# Exercise
Transcribe all the records exactly and omit any images they hold.

# Records provided
==*==

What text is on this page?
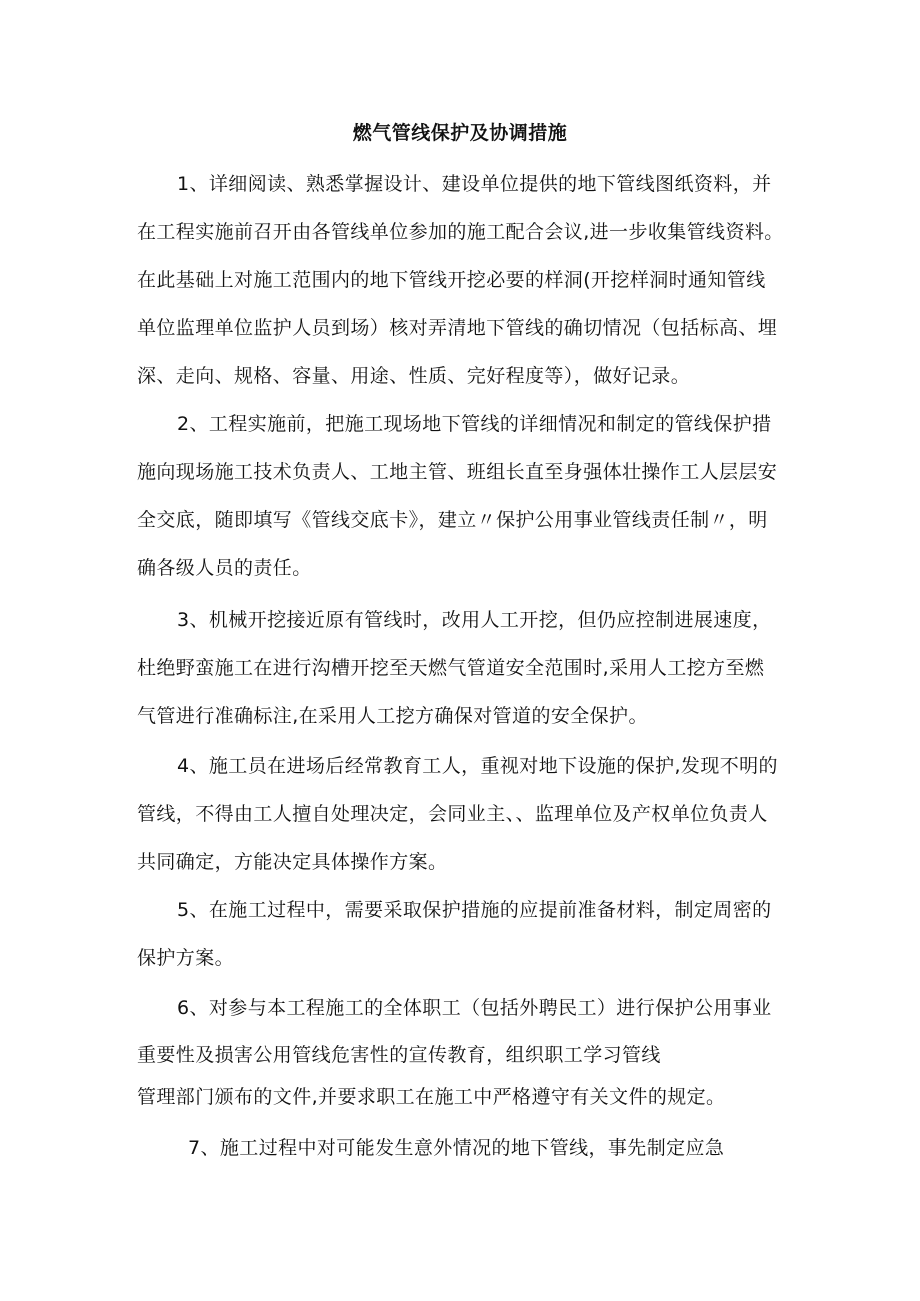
燃气管线保护及协调措施
1、详细阅读、熟悉掌握设计、建设单位提供的地下管线图纸资料，并
在工程实施前召开由各管线单位参加的施工配合会议,进一步收集管线资料。
在此基础上对施工范围内的地下管线开挖必要的样洞(开挖样洞时通知管线
单位监理单位监护人员到场）核对弄清地下管线的确切情况（包括标高、埋
深、走向、规格、容量、用途、性质、完好程度等），做好记录。
2、工程实施前，把施工现场地下管线的详细情况和制定的管线保护措
施向现场施工技术负责人、工地主管、班组长直至身强体壮操作工人层层安
全交底，随即填写《管线交底卡》，建立〃保护公用事业管线责任制〃，明
确各级人员的责任。
3、机械开挖接近原有管线时，改用人工开挖，但仍应控制进展速度，
杜绝野蛮施工在进行沟槽开挖至天燃气管道安全范围时,采用人工挖方至燃
气管进行准确标注,在采用人工挖方确保对管道的安全保护。
4、施工员在进场后经常教育工人，重视对地下设施的保护,发现不明的
管线，不得由工人擅自处理决定，会同业主、、监理单位及产权单位负责人
共同确定，方能决定具体操作方案。
5、在施工过程中，需要采取保护措施的应提前准备材料，制定周密的
保护方案。
6、对参与本工程施工的全体职工（包括外聘民工）进行保护公用事业
重要性及损害公用管线危害性的宣传教育，组织职工学习管线
管理部门颁布的文件,并要求职工在施工中严格遵守有关文件的规定。
7、施工过程中对可能发生意外情况的地下管线，事先制定应急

==*==

# Answer to the exercise
What text is on this page?
燃气管线保护及协调措施
1、详细阅读、熟悉掌握设计、建设单位提供的地下管线图纸资料，并
在工程实施前召开由各管线单位参加的施工配合会议,进一步收集管线资料。
在此基础上对施工范围内的地下管线开挖必要的样洞(开挖样洞时通知管线
单位监理单位监护人员到场）核对弄清地下管线的确切情况（包括标高、埋
深、走向、规格、容量、用途、性质、完好程度等），做好记录。
2、工程实施前，把施工现场地下管线的详细情况和制定的管线保护措
施向现场施工技术负责人、工地主管、班组长直至身强体壮操作工人层层安
全交底，随即填写《管线交底卡》，建立〃保护公用事业管线责任制〃，明
确各级人员的责任。
3、机械开挖接近原有管线时，改用人工开挖，但仍应控制进展速度，
杜绝野蛮施工在进行沟槽开挖至天燃气管道安全范围时,采用人工挖方至燃
气管进行准确标注,在采用人工挖方确保对管道的安全保护。
4、施工员在进场后经常教育工人，重视对地下设施的保护,发现不明的
管线，不得由工人擅自处理决定，会同业主、、监理单位及产权单位负责人
共同确定，方能决定具体操作方案。
5、在施工过程中，需要采取保护措施的应提前准备材料，制定周密的
保护方案。
6、对参与本工程施工的全体职工（包括外聘民工）进行保护公用事业
重要性及损害公用管线危害性的宣传教育，组织职工学习管线
管理部门颁布的文件,并要求职工在施工中严格遵守有关文件的规定。
7、施工过程中对可能发生意外情况的地下管线，事先制定应急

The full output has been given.